What is needed:
Every line of the records must be repeated exactly; pictures stay out.

(Dataset items)
--------------------

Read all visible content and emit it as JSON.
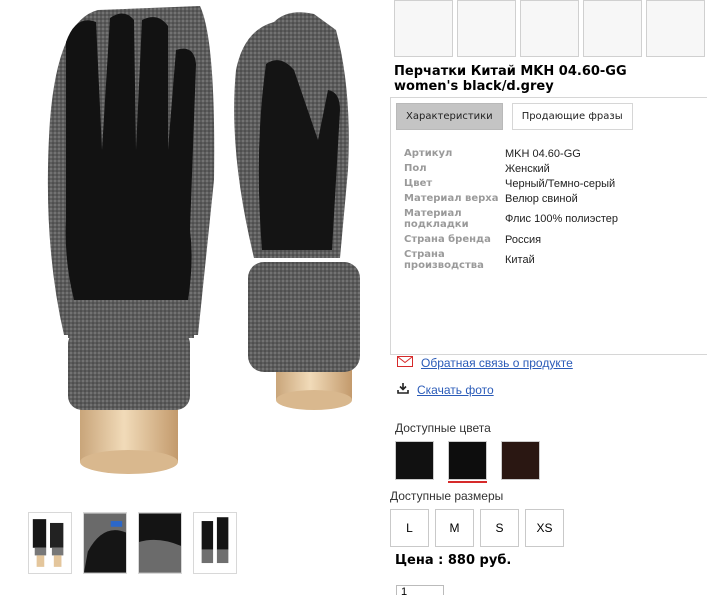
{
  "product": {
    "title": "Перчатки Китай MKH 04.60-GG women's black/d.grey"
  },
  "tabs": [
    {
      "label": "Характеристики",
      "active": true
    },
    {
      "label": "Продающие фразы",
      "active": false
    }
  ],
  "specs": [
    {
      "key": "Артикул",
      "value": "MKH 04.60-GG"
    },
    {
      "key": "Пол",
      "value": "Женский"
    },
    {
      "key": "Цвет",
      "value": "Черный/Темно-серый"
    },
    {
      "key": "Материал верха",
      "value": "Велюр свиной"
    },
    {
      "key": "Материал подкладки",
      "value": "Флис 100% полиэстер"
    },
    {
      "key": "Страна бренда",
      "value": "Россия"
    },
    {
      "key": "Страна производства",
      "value": "Китай"
    }
  ],
  "links": {
    "feedback": "Обратная связь о продукте",
    "download": "Скачать фото"
  },
  "colors": {
    "label": "Доступные цвета",
    "swatches": [
      {
        "name": "black",
        "hex": "#111111"
      },
      {
        "name": "black-grey",
        "hex": "#0d0d0d",
        "selected": true
      },
      {
        "name": "dark-brown",
        "hex": "#2a1712"
      }
    ]
  },
  "sizes": {
    "label": "Доступные размеры",
    "options": [
      "L",
      "M",
      "S",
      "XS"
    ]
  },
  "price": {
    "text": "Цена : 880 руб."
  },
  "quantity": {
    "value": "1"
  },
  "theme": {
    "link_color": "#2a5bb8",
    "selected_color": "#d62a2a",
    "knit_grey": "#5a5a5a",
    "stand_wood": "#e6c9a0"
  }
}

--------------------

Task output:
Read all visible content and emit it as JSON.
{
  "product": {
    "title": "Перчатки Китай MKH 04.60-GG women's black/d.grey"
  },
  "tabs": [
    {
      "label": "Характеристики",
      "active": true
    },
    {
      "label": "Продающие фразы",
      "active": false
    }
  ],
  "specs": [
    {
      "key": "Артикул",
      "value": "MKH 04.60-GG"
    },
    {
      "key": "Пол",
      "value": "Женский"
    },
    {
      "key": "Цвет",
      "value": "Черный/Темно-серый"
    },
    {
      "key": "Материал верха",
      "value": "Велюр свиной"
    },
    {
      "key": "Материал подкладки",
      "value": "Флис 100% полиэстер"
    },
    {
      "key": "Страна бренда",
      "value": "Россия"
    },
    {
      "key": "Страна производства",
      "value": "Китай"
    }
  ],
  "links": {
    "feedback": "Обратная связь о продукте",
    "download": "Скачать фото"
  },
  "colors": {
    "label": "Доступные цвета",
    "swatches": [
      {
        "name": "black",
        "hex": "#111111"
      },
      {
        "name": "black-grey",
        "hex": "#0d0d0d",
        "selected": true
      },
      {
        "name": "dark-brown",
        "hex": "#2a1712"
      }
    ]
  },
  "sizes": {
    "label": "Доступные размеры",
    "options": [
      "L",
      "M",
      "S",
      "XS"
    ]
  },
  "price": {
    "text": "Цена : 880 руб."
  },
  "quantity": {
    "value": "1"
  },
  "theme": {
    "link_color": "#2a5bb8",
    "selected_color": "#d62a2a",
    "knit_grey": "#5a5a5a",
    "stand_wood": "#e6c9a0"
  }
}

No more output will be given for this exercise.